* [REQUIRED TASK]: Report the number of lines that hold the string "Accessed". Leave out any other text.

Records that describe figures:
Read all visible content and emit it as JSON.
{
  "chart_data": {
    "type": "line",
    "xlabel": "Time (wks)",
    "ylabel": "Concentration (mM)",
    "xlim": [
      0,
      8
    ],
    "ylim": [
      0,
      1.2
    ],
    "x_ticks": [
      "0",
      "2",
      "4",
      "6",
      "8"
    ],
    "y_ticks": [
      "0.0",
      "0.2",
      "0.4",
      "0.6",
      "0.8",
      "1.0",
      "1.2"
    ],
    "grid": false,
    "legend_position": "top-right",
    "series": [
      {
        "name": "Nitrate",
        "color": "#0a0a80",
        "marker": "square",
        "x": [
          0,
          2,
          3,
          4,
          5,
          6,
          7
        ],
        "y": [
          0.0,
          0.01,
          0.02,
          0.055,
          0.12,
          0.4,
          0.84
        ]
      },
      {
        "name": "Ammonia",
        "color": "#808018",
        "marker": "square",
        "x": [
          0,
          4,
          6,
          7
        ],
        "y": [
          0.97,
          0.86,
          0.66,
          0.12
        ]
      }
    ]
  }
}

==

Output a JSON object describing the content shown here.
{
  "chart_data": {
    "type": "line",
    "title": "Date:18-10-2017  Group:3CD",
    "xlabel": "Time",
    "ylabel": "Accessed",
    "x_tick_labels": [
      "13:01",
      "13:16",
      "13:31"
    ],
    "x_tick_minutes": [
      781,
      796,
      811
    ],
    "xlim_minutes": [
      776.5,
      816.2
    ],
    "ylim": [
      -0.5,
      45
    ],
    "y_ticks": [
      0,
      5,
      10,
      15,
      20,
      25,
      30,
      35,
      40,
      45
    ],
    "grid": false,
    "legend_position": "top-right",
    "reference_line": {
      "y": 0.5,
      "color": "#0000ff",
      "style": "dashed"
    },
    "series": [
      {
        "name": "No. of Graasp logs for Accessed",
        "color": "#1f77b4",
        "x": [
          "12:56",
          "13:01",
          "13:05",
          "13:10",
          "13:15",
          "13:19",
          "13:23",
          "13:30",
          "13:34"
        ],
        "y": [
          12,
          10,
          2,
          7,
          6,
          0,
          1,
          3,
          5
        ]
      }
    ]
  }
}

* [SOLUTION TO THE EXERCISE]: 2